→ Challenge: Report how many lines below contain the word "fill". Give only the number.

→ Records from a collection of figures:
------------------------------------
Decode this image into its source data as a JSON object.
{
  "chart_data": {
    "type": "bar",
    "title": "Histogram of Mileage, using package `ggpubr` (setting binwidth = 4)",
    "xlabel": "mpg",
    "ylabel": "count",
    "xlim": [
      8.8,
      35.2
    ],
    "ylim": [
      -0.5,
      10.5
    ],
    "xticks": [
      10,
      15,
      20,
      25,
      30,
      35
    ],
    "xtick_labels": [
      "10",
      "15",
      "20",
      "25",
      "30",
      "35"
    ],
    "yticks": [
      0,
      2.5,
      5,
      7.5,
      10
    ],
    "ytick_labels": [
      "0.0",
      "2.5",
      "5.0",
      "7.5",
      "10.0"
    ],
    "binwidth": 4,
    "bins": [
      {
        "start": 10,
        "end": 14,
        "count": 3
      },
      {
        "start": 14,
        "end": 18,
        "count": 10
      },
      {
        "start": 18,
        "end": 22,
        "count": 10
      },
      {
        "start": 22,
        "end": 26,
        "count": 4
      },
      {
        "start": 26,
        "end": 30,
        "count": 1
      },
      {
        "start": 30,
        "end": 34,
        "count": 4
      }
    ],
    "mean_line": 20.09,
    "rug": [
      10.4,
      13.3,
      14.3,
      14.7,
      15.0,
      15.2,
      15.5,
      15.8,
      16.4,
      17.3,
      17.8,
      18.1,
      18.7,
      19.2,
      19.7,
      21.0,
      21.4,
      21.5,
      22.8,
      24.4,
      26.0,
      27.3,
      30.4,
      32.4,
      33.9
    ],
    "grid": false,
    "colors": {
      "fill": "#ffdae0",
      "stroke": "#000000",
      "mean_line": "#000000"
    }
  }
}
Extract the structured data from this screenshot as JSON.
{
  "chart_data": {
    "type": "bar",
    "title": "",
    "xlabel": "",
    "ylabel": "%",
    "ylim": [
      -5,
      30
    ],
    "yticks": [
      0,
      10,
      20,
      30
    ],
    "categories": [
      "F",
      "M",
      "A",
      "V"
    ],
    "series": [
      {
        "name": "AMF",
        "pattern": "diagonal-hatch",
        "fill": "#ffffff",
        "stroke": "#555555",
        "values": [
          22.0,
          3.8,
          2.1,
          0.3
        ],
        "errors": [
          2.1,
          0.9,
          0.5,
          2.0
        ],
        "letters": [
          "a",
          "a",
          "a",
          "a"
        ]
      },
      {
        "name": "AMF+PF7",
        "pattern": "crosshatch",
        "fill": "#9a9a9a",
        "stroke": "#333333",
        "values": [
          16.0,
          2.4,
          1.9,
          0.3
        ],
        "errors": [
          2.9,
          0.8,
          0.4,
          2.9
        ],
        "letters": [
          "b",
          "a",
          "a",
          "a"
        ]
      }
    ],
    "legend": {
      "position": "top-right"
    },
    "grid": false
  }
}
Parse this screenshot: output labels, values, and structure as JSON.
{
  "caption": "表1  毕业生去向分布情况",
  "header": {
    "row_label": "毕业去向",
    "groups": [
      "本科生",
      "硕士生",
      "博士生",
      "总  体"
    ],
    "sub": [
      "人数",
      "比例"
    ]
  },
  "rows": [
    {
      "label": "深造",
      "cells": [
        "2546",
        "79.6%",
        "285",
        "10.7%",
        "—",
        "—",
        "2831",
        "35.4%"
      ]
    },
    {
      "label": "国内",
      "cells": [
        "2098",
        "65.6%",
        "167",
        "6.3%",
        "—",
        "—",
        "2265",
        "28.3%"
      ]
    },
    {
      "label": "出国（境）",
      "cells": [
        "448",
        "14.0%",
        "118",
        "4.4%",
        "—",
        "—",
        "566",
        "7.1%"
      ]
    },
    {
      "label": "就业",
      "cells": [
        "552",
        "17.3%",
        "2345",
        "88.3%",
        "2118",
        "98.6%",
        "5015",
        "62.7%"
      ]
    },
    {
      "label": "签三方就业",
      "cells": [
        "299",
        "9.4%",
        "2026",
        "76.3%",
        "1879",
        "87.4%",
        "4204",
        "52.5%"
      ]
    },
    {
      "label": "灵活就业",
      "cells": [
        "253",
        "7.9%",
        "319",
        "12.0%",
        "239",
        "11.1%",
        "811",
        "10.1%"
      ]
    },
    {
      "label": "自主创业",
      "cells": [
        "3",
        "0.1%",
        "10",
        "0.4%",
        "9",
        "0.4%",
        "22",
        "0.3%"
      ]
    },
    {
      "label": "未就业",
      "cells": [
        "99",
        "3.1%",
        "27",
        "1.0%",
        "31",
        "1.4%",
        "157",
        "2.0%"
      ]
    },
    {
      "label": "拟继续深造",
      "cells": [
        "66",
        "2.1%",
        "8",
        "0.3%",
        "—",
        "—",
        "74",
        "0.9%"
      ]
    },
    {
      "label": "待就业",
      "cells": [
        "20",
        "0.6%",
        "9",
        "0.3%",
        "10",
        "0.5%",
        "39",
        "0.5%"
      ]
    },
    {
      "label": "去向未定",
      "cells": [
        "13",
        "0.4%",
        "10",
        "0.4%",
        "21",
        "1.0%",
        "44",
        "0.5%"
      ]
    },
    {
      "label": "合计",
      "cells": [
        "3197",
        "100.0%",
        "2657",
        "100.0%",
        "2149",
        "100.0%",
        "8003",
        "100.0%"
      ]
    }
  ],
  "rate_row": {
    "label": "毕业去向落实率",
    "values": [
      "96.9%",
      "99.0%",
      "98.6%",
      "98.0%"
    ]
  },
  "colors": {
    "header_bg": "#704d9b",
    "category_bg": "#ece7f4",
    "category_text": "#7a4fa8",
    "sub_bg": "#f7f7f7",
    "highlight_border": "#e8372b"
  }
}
------------------------------------
→ Written solution: 3